Provided records:
☆ ☆ ☆

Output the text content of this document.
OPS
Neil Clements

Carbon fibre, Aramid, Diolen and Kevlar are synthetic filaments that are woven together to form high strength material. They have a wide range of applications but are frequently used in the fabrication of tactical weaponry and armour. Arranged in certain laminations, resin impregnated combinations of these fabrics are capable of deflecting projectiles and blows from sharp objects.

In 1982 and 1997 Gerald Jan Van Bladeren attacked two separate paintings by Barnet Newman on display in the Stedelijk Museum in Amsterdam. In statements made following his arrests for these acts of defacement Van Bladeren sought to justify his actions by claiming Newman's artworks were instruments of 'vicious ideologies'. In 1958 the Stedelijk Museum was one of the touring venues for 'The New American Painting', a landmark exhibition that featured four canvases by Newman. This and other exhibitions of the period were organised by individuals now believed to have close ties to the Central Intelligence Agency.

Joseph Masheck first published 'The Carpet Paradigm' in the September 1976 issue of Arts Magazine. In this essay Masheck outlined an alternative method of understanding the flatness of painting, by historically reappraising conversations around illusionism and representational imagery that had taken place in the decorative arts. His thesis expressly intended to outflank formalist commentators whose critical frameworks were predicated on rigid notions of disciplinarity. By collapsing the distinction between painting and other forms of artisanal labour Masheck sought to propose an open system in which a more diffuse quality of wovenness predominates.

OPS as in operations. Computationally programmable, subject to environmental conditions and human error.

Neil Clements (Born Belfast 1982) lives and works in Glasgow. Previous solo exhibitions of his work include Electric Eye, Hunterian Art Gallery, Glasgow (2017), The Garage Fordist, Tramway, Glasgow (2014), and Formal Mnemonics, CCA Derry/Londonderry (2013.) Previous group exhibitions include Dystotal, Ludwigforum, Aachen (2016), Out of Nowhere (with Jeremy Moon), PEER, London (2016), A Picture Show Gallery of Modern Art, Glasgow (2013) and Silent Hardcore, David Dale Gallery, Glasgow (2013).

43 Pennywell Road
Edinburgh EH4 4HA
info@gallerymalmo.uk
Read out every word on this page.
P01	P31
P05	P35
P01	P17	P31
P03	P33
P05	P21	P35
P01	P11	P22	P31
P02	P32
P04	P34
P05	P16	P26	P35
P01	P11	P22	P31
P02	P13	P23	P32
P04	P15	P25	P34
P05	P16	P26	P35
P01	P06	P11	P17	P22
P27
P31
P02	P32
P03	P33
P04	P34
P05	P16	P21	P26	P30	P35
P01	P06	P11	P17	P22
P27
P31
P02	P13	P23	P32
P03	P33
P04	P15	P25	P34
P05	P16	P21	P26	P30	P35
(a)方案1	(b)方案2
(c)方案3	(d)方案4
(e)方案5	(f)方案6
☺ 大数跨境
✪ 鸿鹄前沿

☆ ☆ ☆

Exercise instructions: Repeat, without changes, every line from the one that contains "Read out every word on this page." through the final line of the data.

Task response:
Read out every word on this page.
P01	P31
P05	P35
P01	P17	P31
P03	P33
P05	P21	P35
P01	P11	P22	P31
P02	P32
P04	P34
P05	P16	P26	P35
P01	P11	P22	P31
P02	P13	P23	P32
P04	P15	P25	P34
P05	P16	P26	P35
P01	P06	P11	P17	P22
P27
P31
P02	P32
P03	P33
P04	P34
P05	P16	P21	P26	P30	P35
P01	P06	P11	P17	P22
P27
P31
P02	P13	P23	P32
P03	P33
P04	P15	P25	P34
P05	P16	P21	P26	P30	P35
(a)方案1	(b)方案2
(c)方案3	(d)方案4
(e)方案5	(f)方案6
☺ 大数跨境
✪ 鸿鹄前沿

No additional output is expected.